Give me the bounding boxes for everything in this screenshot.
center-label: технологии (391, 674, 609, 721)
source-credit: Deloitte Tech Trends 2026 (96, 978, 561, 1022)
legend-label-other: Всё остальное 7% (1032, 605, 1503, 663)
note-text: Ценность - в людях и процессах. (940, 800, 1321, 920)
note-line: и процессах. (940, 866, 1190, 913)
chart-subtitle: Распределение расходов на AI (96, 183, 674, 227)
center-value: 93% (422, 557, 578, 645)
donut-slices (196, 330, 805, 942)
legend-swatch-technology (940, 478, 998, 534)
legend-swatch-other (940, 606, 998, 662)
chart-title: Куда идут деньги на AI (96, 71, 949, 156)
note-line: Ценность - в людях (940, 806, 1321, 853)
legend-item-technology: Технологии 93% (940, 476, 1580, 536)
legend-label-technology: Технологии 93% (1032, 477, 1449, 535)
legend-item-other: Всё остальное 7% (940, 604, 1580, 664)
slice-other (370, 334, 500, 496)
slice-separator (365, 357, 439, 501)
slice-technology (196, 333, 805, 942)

* EXERCISE OBJECTIVE: Rewrite every line of the entries above as a numbered list, leaving out any blank lines.

* RESPONSE:
1. Give me the bounding boxes for everything in this screenshot.
2. center-label: технологии (391, 674, 609, 721)
3. source-credit: Deloitte Tech Trends 2026 (96, 978, 561, 1022)
4. legend-label-other: Всё остальное 7% (1032, 605, 1503, 663)
5. note-text: Ценность - в людях и процессах. (940, 800, 1321, 920)
6. note-line: и процессах. (940, 866, 1190, 913)
7. chart-subtitle: Распределение расходов на AI (96, 183, 674, 227)
8. center-value: 93% (422, 557, 578, 645)
9. donut-slices (196, 330, 805, 942)
10. legend-swatch-technology (940, 478, 998, 534)
11. legend-swatch-other (940, 606, 998, 662)
12. chart-title: Куда идут деньги на AI (96, 71, 949, 156)
13. note-line: Ценность - в людях (940, 806, 1321, 853)
14. legend-item-technology: Технологии 93% (940, 476, 1580, 536)
15. legend-label-technology: Технологии 93% (1032, 477, 1449, 535)
16. legend-item-other: Всё остальное 7% (940, 604, 1580, 664)
17. slice-other (370, 334, 500, 496)
18. slice-separator (365, 357, 439, 501)
19. slice-technology (196, 333, 805, 942)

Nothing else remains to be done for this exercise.